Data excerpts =
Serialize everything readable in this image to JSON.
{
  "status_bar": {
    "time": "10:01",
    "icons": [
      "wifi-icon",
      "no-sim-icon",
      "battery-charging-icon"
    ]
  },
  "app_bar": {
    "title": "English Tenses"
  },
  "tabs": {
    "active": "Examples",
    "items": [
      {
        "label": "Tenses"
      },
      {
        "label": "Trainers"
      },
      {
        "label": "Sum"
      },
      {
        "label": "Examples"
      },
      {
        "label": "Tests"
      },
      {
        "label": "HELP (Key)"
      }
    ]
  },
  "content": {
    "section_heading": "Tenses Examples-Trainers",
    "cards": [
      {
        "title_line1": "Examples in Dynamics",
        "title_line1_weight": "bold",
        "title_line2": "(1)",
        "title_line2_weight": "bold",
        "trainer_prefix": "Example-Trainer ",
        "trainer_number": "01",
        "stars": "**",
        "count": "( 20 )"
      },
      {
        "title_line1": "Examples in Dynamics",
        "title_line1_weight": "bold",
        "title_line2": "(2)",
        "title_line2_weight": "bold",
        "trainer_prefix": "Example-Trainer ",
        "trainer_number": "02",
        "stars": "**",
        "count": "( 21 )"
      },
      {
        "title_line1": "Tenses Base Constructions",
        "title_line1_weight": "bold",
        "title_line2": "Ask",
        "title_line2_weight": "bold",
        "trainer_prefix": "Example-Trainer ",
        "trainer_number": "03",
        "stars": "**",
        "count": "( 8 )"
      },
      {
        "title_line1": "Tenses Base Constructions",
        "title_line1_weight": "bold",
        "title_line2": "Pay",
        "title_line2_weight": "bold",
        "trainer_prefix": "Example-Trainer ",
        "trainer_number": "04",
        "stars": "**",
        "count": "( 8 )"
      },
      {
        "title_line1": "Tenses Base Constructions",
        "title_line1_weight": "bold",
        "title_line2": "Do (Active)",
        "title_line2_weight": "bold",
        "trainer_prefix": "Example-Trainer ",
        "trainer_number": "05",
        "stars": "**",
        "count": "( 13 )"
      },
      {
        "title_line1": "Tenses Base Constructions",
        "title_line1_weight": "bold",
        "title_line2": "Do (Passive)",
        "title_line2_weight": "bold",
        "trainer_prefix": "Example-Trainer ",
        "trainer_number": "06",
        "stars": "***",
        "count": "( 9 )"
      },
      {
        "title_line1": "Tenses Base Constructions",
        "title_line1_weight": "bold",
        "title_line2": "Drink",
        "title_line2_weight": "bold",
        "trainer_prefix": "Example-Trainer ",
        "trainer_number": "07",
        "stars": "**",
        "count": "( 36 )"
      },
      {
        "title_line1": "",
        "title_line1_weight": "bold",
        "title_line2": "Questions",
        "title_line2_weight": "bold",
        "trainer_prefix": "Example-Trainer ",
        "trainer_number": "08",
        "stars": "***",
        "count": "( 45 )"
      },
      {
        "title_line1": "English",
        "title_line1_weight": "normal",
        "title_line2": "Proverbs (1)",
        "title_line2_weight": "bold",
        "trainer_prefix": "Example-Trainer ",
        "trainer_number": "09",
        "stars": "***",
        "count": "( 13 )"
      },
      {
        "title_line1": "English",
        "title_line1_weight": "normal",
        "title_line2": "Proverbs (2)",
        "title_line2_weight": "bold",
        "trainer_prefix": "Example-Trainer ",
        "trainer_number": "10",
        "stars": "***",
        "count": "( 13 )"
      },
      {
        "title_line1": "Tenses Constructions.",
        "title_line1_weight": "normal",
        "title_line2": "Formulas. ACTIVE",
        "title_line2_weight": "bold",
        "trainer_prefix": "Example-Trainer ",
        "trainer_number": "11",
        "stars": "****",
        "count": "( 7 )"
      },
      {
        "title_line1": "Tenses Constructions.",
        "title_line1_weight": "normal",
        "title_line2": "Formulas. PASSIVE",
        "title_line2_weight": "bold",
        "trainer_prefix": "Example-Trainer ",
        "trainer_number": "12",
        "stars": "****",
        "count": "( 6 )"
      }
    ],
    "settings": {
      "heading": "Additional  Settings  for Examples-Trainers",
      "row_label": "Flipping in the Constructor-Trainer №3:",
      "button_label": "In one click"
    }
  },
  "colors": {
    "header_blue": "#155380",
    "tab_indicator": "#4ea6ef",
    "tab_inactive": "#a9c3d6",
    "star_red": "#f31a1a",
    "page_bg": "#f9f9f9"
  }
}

GOAL OF THE EXERCISE = Search the data above for lines holding "count" and copy each of them.

WRITTEN RESPONSE =
        "count": "( 20 )"
        "count": "( 21 )"
        "count": "( 8 )"
        "count": "( 8 )"
        "count": "( 13 )"
        "count": "( 9 )"
        "count": "( 36 )"
        "count": "( 45 )"
        "count": "( 13 )"
        "count": "( 13 )"
        "count": "( 7 )"
        "count": "( 6 )"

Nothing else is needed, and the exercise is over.